Extract from the listing each line in which the word "document" appears.

▶ _Stored items_:
== == ==

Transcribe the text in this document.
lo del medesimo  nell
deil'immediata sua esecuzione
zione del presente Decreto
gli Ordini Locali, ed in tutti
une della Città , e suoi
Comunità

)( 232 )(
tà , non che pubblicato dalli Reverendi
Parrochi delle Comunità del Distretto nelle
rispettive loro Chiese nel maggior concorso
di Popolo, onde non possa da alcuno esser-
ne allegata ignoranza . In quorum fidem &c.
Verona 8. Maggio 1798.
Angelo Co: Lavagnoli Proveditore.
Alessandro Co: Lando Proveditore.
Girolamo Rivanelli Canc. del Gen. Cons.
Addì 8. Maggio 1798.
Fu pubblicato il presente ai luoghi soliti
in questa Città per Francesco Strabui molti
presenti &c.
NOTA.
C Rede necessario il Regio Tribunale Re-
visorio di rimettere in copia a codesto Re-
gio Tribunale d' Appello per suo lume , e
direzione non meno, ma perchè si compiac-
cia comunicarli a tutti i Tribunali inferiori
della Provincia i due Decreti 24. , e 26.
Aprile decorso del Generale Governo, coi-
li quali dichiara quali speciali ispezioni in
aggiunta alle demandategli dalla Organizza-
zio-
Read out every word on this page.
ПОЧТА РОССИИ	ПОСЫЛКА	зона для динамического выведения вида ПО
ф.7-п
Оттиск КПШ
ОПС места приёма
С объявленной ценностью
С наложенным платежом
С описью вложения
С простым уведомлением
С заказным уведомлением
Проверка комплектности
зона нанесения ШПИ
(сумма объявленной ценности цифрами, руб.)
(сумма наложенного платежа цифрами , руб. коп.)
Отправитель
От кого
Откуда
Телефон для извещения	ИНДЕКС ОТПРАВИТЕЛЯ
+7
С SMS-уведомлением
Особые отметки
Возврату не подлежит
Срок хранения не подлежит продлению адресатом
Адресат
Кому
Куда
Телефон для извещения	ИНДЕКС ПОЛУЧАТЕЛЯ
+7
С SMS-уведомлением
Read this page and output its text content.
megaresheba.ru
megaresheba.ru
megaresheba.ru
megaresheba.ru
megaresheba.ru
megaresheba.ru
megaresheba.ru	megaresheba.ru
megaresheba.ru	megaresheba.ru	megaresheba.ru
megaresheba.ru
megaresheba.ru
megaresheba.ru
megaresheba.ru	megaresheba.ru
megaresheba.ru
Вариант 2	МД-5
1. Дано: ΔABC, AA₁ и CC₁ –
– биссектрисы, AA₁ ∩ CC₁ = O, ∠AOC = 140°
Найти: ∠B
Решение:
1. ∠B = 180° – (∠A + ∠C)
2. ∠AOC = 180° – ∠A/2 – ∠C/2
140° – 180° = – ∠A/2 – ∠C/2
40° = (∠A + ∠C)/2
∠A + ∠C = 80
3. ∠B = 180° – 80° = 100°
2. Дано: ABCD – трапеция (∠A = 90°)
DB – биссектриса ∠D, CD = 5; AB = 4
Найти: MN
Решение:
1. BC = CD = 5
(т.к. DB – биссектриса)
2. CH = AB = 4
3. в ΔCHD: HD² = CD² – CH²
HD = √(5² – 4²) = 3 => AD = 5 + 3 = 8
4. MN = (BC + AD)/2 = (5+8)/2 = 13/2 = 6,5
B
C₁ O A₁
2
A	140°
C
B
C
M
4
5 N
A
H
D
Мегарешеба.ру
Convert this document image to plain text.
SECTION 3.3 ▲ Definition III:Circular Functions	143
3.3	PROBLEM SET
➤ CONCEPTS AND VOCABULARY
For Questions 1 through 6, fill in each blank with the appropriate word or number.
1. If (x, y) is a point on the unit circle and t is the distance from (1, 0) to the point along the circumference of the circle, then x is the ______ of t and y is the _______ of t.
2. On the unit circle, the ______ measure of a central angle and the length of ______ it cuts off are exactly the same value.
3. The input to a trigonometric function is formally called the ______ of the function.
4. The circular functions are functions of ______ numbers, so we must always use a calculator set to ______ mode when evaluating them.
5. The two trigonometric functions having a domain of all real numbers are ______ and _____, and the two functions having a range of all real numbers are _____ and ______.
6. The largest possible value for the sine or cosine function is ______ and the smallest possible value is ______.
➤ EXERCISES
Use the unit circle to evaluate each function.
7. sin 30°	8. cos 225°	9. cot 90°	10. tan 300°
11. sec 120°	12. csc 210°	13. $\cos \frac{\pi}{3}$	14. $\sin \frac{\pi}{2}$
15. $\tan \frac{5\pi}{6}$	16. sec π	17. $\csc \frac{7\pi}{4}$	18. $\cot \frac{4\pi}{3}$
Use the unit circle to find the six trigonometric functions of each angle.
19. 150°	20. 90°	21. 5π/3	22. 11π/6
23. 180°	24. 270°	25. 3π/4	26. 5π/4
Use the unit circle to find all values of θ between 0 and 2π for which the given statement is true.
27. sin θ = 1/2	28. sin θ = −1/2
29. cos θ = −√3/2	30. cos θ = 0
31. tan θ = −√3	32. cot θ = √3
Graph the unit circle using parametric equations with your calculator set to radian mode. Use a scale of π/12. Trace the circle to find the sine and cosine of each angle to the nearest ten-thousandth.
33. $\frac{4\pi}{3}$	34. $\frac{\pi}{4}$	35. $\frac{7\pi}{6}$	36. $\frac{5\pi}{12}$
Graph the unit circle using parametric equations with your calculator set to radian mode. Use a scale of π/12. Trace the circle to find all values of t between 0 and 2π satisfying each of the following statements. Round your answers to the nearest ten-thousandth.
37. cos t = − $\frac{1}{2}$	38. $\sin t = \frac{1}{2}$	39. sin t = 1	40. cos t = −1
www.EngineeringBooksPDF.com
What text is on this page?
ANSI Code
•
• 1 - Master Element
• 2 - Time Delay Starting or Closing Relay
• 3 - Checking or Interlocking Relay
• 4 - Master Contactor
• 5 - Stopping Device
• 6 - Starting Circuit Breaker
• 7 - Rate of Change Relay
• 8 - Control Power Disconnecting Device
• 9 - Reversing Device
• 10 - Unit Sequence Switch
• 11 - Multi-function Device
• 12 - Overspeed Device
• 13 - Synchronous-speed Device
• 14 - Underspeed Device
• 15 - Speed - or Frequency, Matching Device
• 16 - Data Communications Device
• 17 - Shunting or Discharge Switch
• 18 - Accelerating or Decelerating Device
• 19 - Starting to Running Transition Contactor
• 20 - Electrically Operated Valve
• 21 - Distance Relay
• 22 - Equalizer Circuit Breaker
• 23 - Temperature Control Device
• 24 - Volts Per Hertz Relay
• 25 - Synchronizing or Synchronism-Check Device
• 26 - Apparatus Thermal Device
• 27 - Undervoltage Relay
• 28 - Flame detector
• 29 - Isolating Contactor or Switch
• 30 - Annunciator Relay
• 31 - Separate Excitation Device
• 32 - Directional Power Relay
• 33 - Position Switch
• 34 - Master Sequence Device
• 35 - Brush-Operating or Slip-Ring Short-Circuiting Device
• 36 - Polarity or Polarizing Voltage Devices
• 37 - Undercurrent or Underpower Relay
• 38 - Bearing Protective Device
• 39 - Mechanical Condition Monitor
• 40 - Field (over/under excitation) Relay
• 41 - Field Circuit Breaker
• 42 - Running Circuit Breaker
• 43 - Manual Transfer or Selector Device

== == ==

▶ _REPLY_:
Transcribe the text in this document.
Convert this document image to plain text.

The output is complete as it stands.